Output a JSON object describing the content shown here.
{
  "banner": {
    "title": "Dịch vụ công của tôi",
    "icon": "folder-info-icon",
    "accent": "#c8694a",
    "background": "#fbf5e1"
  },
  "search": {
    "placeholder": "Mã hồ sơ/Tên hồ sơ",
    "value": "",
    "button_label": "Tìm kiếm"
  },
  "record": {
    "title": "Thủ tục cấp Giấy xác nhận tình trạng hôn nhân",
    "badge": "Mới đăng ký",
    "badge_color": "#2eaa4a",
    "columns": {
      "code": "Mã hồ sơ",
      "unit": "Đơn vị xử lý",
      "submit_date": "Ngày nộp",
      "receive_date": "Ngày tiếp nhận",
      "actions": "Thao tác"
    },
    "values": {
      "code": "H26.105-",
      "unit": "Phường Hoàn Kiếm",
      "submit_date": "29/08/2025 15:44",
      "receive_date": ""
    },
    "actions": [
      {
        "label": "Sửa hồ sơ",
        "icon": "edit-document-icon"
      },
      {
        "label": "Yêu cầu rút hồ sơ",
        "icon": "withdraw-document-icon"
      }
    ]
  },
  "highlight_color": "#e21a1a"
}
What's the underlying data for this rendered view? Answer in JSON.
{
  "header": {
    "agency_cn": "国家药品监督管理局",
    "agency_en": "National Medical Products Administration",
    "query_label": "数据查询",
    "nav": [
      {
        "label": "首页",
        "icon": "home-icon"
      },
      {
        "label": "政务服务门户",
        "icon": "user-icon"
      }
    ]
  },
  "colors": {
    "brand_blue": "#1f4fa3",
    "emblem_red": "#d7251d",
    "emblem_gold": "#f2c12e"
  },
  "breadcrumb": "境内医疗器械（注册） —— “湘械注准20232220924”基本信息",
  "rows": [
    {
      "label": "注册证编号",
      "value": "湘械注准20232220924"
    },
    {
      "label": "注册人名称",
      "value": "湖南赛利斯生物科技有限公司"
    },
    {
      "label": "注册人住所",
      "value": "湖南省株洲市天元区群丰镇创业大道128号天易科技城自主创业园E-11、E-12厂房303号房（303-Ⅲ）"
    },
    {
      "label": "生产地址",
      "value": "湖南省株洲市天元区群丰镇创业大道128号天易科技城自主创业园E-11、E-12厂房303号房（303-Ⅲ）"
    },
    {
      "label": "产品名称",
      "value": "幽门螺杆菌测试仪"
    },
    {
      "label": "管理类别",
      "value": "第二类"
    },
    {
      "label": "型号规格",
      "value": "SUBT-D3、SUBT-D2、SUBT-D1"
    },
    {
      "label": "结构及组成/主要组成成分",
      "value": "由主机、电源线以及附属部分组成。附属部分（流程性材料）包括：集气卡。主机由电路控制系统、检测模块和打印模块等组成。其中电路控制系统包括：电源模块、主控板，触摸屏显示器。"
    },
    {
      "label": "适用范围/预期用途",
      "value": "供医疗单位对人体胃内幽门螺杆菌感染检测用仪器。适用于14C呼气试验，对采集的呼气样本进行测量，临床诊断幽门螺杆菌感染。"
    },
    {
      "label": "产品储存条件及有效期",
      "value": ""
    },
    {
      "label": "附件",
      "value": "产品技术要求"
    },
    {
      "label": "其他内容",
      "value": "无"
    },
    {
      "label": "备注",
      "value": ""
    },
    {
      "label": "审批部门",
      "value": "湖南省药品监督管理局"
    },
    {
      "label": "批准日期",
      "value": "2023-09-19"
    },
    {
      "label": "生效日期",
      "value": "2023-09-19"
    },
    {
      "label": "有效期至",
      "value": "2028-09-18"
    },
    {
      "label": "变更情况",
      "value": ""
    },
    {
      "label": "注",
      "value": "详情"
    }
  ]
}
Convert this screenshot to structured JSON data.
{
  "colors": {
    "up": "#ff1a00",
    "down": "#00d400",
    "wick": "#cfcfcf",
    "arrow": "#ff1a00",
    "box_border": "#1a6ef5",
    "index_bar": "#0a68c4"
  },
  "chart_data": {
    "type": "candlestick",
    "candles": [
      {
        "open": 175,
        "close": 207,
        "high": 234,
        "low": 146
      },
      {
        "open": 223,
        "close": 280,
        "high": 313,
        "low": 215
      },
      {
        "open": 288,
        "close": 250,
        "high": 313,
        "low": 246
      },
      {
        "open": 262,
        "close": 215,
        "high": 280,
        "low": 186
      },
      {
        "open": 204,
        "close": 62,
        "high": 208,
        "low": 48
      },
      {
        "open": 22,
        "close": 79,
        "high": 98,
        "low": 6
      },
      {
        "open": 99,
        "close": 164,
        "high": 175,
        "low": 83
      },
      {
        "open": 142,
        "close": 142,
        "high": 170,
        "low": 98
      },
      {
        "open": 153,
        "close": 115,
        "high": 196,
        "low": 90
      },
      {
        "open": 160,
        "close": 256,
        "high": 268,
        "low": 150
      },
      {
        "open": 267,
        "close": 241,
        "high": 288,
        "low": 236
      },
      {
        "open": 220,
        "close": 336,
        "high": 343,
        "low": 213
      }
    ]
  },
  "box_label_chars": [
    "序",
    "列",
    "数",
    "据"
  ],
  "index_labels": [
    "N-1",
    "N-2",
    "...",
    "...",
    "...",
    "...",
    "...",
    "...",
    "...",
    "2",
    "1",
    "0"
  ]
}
=-=-=
WHAT YOU ARE ASKED TO DO » Write only the number of lines in the data above that include "Ngày".

EXERCISE RESULT » 2